### Stated problem
Write out all lines holding the word "large".
____ Source material
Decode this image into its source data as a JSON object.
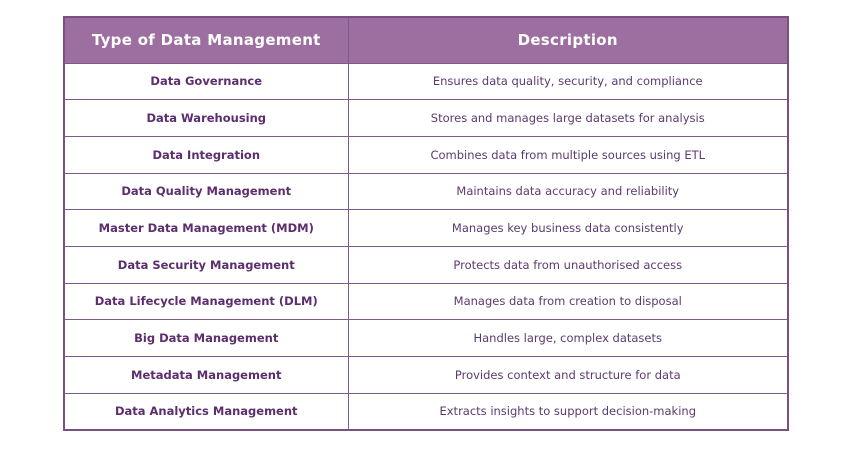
{
  "colors": {
    "header_background": "#9d6fa0",
    "header_text": "#ffffff",
    "border": "#7e5a88",
    "outer_border": "#7a4f82",
    "type_text": "#5c2e6e",
    "description_text": "#5d3a6e",
    "row_background": "#ffffff",
    "page_background": "#ffffff"
  },
  "table": {
    "headers": {
      "type": "Type of Data Management",
      "description": "Description"
    },
    "rows": [
      {
        "type": "Data Governance",
        "description": "Ensures data quality, security, and compliance"
      },
      {
        "type": "Data Warehousing",
        "description": "Stores and manages large datasets for analysis"
      },
      {
        "type": "Data Integration",
        "description": "Combines data from multiple sources using ETL"
      },
      {
        "type": "Data Quality Management",
        "description": "Maintains data accuracy and reliability"
      },
      {
        "type": "Master Data Management (MDM)",
        "description": "Manages key business data consistently"
      },
      {
        "type": "Data Security Management",
        "description": "Protects data from unauthorised access"
      },
      {
        "type": "Data Lifecycle Management (DLM)",
        "description": "Manages data from creation to disposal"
      },
      {
        "type": "Big Data Management",
        "description": "Handles large, complex datasets"
      },
      {
        "type": "Metadata Management",
        "description": "Provides context and structure for data"
      },
      {
        "type": "Data Analytics Management",
        "description": "Extracts insights to support decision-making"
      }
    ]
  }
}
________
### Response to this exercise
        "description": "Stores and manages large datasets for analysis"
        "description": "Handles large, complex datasets"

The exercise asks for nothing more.